■ PROBLEM:
Output every row from the start of the records up to and including the row containing "Text: $\log_a$: $\log_a$ [257, 82, 302, 106]" as a Markdown table with two columns: No., holding the row number, and Line, holding the row itself. Leave out blank lines.

■ INFORMATION PROVIDED:
####

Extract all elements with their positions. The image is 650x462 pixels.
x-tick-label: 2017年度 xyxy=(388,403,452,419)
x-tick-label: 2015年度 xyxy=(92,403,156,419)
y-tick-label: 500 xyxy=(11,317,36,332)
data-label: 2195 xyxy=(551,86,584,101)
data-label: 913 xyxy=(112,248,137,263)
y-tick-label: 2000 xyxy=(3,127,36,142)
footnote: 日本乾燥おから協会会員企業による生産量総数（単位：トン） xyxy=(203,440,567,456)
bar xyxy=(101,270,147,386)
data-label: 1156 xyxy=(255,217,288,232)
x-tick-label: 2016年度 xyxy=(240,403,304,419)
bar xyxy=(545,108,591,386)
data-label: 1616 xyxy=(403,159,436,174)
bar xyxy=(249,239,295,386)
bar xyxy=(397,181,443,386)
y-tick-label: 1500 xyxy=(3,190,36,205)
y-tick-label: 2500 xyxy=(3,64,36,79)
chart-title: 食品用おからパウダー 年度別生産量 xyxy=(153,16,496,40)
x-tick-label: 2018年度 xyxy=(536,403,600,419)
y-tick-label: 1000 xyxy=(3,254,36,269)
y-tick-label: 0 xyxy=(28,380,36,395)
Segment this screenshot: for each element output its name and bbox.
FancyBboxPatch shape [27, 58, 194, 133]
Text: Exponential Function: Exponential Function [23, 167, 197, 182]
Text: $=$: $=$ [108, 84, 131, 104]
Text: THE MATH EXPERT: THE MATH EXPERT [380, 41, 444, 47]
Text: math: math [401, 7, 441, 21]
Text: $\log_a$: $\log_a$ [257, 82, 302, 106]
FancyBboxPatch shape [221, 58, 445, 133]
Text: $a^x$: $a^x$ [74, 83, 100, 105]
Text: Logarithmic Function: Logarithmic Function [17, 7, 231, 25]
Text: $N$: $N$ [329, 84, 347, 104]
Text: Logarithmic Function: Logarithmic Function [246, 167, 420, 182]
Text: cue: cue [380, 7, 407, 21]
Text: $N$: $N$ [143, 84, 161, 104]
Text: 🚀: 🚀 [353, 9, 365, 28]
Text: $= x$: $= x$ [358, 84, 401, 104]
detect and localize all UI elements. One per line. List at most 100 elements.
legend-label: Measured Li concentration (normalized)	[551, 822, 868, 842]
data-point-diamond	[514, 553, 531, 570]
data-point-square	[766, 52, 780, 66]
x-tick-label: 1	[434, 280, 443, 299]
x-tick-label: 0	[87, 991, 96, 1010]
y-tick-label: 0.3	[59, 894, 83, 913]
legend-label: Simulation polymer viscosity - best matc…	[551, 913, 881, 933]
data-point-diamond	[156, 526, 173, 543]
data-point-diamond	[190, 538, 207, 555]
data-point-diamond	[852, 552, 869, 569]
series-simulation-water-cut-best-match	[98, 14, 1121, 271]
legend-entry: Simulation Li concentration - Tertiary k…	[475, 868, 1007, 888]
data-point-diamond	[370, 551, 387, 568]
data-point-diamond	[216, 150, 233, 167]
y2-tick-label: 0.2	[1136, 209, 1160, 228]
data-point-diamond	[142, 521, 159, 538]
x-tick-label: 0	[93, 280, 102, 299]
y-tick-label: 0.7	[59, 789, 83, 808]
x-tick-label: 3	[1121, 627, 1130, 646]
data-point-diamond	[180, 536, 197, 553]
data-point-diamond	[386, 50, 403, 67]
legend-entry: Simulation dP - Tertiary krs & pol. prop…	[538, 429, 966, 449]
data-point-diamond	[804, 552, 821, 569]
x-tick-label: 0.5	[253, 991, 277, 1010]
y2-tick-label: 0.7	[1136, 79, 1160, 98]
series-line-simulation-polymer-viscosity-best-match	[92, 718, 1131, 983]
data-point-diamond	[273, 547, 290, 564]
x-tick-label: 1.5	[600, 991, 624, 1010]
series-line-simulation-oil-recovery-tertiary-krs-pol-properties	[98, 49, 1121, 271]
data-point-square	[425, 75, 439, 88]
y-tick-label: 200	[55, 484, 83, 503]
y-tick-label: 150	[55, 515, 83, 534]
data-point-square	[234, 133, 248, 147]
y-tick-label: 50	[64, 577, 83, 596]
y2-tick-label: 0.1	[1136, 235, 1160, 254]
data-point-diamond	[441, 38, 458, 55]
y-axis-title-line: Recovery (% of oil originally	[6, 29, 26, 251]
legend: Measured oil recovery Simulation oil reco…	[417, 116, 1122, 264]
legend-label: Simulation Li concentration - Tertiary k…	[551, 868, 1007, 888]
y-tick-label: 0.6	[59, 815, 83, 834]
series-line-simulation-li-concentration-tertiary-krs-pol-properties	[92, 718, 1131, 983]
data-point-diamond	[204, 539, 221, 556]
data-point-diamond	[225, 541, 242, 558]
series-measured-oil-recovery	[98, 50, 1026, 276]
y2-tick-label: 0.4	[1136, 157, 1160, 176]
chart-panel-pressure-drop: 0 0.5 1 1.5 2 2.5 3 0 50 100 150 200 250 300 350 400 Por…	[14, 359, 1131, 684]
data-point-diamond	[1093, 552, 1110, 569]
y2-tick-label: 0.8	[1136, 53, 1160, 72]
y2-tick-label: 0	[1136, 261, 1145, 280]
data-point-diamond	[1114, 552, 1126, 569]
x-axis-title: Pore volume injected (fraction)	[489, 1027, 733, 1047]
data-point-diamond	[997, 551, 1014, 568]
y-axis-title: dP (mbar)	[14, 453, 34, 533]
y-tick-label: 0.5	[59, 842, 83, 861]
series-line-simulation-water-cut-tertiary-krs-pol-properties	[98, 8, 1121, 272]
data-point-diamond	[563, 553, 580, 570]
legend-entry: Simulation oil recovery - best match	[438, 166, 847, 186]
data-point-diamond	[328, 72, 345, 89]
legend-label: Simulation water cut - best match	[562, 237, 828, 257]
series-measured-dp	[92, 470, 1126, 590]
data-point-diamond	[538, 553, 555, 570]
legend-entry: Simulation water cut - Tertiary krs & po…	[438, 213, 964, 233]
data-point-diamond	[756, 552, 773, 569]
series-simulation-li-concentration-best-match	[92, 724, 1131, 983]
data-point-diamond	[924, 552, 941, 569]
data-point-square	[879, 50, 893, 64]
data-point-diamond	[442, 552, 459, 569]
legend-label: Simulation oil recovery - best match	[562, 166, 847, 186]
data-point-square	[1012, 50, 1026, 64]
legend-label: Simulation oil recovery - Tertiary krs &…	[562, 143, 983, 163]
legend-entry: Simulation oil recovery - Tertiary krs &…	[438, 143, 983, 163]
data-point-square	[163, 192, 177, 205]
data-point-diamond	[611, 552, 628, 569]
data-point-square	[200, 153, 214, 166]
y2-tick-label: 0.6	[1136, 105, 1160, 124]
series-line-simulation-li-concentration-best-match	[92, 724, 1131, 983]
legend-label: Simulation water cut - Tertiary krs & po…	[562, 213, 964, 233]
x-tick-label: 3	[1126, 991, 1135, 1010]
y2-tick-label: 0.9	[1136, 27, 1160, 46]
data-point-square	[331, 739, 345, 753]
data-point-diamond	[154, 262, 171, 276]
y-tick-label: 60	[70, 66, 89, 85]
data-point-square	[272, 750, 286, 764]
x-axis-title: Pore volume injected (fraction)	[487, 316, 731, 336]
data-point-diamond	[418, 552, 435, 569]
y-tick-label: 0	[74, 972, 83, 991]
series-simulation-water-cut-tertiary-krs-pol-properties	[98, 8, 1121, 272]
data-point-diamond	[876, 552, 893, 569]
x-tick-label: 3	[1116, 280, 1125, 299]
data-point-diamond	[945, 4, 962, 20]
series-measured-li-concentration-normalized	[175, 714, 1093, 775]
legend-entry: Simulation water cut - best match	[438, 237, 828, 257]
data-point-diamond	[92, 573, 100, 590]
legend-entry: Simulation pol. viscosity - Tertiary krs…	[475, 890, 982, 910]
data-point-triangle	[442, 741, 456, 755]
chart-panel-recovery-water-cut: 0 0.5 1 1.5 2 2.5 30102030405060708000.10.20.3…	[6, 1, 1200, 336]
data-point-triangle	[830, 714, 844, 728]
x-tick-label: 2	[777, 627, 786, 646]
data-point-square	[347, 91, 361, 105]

####

■ FULL ANSWER:
| No. | Line |
|---|---|
| 1 | Extract all elements with their positions. The image is 650x462 pixels. |
| 2 | x-tick-label: 2017年度 xyxy=(388,403,452,419) |
| 3 | x-tick-label: 2015年度 xyxy=(92,403,156,419) |
| 4 | y-tick-label: 500 xyxy=(11,317,36,332) |
| 5 | data-label: 2195 xyxy=(551,86,584,101) |
| 6 | data-label: 913 xyxy=(112,248,137,263) |
| 7 | y-tick-label: 2000 xyxy=(3,127,36,142) |
| 8 | footnote: 日本乾燥おから協会会員企業による生産量総数（単位：トン） xyxy=(203,440,567,456) |
| 9 | bar xyxy=(101,270,147,386) |
| 10 | data-label: 1156 xyxy=(255,217,288,232) |
| 11 | x-tick-label: 2016年度 xyxy=(240,403,304,419) |
| 12 | bar xyxy=(545,108,591,386) |
| 13 | data-label: 1616 xyxy=(403,159,436,174) |
| 14 | bar xyxy=(249,239,295,386) |
| 15 | bar xyxy=(397,181,443,386) |
| 16 | y-tick-label: 1500 xyxy=(3,190,36,205) |
| 17 | y-tick-label: 2500 xyxy=(3,64,36,79) |
| 18 | chart-title: 食品用おからパウダー 年度別生産量 xyxy=(153,16,496,40) |
| 19 | x-tick-label: 2018年度 xyxy=(536,403,600,419) |
| 20 | y-tick-label: 1000 xyxy=(3,254,36,269) |
| 21 | y-tick-label: 0 xyxy=(28,380,36,395) |
| 22 | Segment this screenshot: for each element output its name and bbox. |
| 23 | FancyBboxPatch shape [27, 58, 194, 133] |
| 24 | Text: Exponential Function: Exponential Function [23, 167, 197, 182] |
| 25 | Text: $=$: $=$ [108, 84, 131, 104] |
| 26 | Text: THE MATH EXPERT: THE MATH EXPERT [380, 41, 444, 47] |
| 27 | Text: math: math [401, 7, 441, 21] |
| 28 | Text: $\log_a$: $\log_a$ [257, 82, 302, 106] |